Задания —
#1 Перепишите из фрагмента об Эмме и Омэ часть текста, начиная со слов «Брешей в обороне» и продолжая до слов «сам сочинитель передовицы.».
#2 Где, согласно фрагменту об Эмме и Омэ, умирает Шарль?
#3 Продолжите фрагмент об Эмме и Омэ, начав сразу после его последнего предложения.

Выбранный фрагмент —
-.-.-
Перепады Эмминых эмоций — чересполосица тоски, страсти, отчаяния, влюбленностей, разочарований — завершаются добровольной, мучительной и очень сумбурной смертью. Но, прежде чем расстаться с Эммой, мы должны отметить ее врожденную жесткость, как-то отозвавшуюся в небольшом физическом изъяне — в сухой угловатости рук; руки у нее были холеные, нежные и белые — недурные возможно, но не очень красивые.

Она лжива, она обманщица по натуре: с самого начала, еще до всех измен, она обманывает Шарля. Она живет среди мещан и сама мещанка. Ее душевная пошлость не так очевидна, как у Омэ. Наверно, было бы немилосердно говорить, что заезженным, банальным лжепрогрессистским идеям Омэ соответствует женский лжеромантизм Эммы, но невозможно избавиться от ощущения, что Эмма и Омэ не только перекликаются фонетически, но чем-то похожи, и это что-то — присущая обоим пошлая жестокость. В Эмме пошлое и мещанское прикрыто прелестью, обаянием, красотой, юркой сообразительностью, страстью к идеализации, проблесками нежности и чуткости — и еще тем, что ее короткая птичья жизнь кончается настоящей трагедией. Иначе обстоит дело с Омэ. Он мещанин процветающий. И до самого конца бедная Эмма, даже мертвая, находится под его навязчивой опекой, его и прозаического кюре Бурнисьена. Восхитительна сцена, когда они — служитель фармацевтики и служитель Бога — засыпают в креслах у ее тела, друг напротив друга, оба храпя, выпятив животы, с отвисшими челюстями, спаренные сном, сойдясь наконец в единой человеческой слабости. И что за оскорбление ее печальной участи — эпитафия, придуманная для нее Омэ! Его память забита расхожими латинскими цитатами, но сперва он не в силах предложить ничего лучше, чем sta viator — остановись, прохожий (или — стой, путник). Остановись где? Вторая половина латинского выражения heroa calcas — попираешь прах героя. Наконец Омэ с обычной своей беспардонностью заменяет «прах героя» на «прах любимой жены». Стой, путник, ты попираешь стопой свою любимую жену — никакого отношения это не имеет к несчастному Шарлю, любившему Эмму, несмотря на всю свою тупость, с глубоким, трогательным обожанием, о чем она все-таки догадалась перед самой смертью. А сам он где умирает? В беседке, куда приходили Эмма и Родольф на любовные свидания.

Брешей в обороне у Омэ немало:

1. Его научные познания взяты из брошюр, общая образованность — из газет; литературные вкусы ужасающи, и особенно то, как он обращается с писателями, которых цитирует. По невежеству он однажды замечает: «That is the question, как недавно было написано в газете», — не ведая о том, что цитирует не руанского журналиста, а Шекспира, чего не подозревал, возможно, и сам сочинитель передовицы.
-.-.-
Исходные данные —
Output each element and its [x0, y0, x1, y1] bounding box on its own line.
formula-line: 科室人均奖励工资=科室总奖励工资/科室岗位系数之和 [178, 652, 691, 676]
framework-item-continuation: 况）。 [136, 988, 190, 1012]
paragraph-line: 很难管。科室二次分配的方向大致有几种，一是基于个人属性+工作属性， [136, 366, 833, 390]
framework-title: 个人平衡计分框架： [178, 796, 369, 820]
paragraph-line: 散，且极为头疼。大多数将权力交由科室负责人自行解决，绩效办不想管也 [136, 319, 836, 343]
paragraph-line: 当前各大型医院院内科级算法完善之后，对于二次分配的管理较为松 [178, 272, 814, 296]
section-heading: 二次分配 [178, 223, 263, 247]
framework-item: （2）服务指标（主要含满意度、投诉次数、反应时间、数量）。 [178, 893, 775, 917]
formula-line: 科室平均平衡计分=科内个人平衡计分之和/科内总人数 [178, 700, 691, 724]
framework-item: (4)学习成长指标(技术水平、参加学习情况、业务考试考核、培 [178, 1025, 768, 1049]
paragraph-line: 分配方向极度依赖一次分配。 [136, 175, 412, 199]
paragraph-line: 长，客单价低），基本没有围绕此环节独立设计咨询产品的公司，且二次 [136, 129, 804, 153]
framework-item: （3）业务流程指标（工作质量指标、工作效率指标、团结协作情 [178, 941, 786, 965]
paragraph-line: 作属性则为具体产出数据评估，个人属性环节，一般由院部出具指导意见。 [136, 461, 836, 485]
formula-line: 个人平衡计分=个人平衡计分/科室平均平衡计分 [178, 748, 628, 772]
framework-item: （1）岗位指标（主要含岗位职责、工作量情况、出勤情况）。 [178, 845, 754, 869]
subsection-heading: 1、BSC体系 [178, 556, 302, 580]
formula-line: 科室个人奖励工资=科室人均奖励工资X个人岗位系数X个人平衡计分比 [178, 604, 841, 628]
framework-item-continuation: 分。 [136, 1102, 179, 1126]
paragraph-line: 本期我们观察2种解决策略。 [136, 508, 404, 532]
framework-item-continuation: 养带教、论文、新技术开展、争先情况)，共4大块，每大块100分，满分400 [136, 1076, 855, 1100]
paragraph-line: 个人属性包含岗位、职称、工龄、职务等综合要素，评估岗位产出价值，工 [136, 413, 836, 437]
-.-.-
Ответы по порядку —
#1
Брешей в обороне у Омэ немало:

1. Его научные познания взяты из брошюр, общая образованность — из газет; литературные вкусы ужасающи, и особенно то, как он обращается с писателями, которых цитирует. По невежеству он однажды замечает: «That is the question, как недавно было написано в газете», — не ведая о том, что цитирует не руанского журналиста, а Шекспира, чего не подозревал, возможно, и сам сочинитель передовицы.

#2 В беседке, куда приходили Эмма и Родольф на любовные свидания.

#3
2. Он не в силах забыть ужас, который испытал, едва не угодив в тюрьму за незаконную медицинскую практику.

3. Он предатель, хам, подхалим и легко жертвует своим достоинством ради более существенных деловых интересов или чтобы заполучить орден.

4. Он трус и, несмотря на храбрые тирады, боится крови, смерти, трупов.

5. Он не знает снисхождения и отвратительно мстителен.

6. Он напыщенный осел, самодовольный позер, пошлый краснобай и столп общества, подобно многим пошлякам.

7. Он получает орден в 1856 году, в конце романа. Флобер считал свое время эпохой мещанства, которое называл muflisme. [32] Однако подобные вещи не сводятся к определенному правительству или режиму; и во время революций, и в полицейских государствах мещанство заметнее, чем при более традиционных режимах. Мещанин в действии всегда опаснее мещанина, покойно сидящего перед телевизором.

Перечислим влюбленности Эммы — платонические и наоборот:

1. Пансионеркой она, возможно, была влюблена в учителя музыки, проходящего со скрипкой в футляре по одному из ретроспективных пассажей.

2. Только выйдя замуж за Шарля (к которому она с самого начала не чувствовала любви), она заводит нежную дружбу, формально говоря — чисто платоническую, с Леоном Дюпюи, клерком нотариуса.

3. Первый «роман» с Родольфом Буланже, местным землевладельцем.

4. В середине этого романа, когда Родольф выказал больше грубости, чем полагалось романтическому идеалу, по которому она тоскует, Эмма пытается обрести этот идеал в собственном муже; она старается видеть в нем великого врача и вступает в короткий период нежности к нему и робких попыток им гордиться.

5. Когда бедняга Шарль не смог сделать операцию на искривленной стопе бедному конюху — один из величайших эпизодов книги, — она возвращается к Родольфу с обостренной страстью.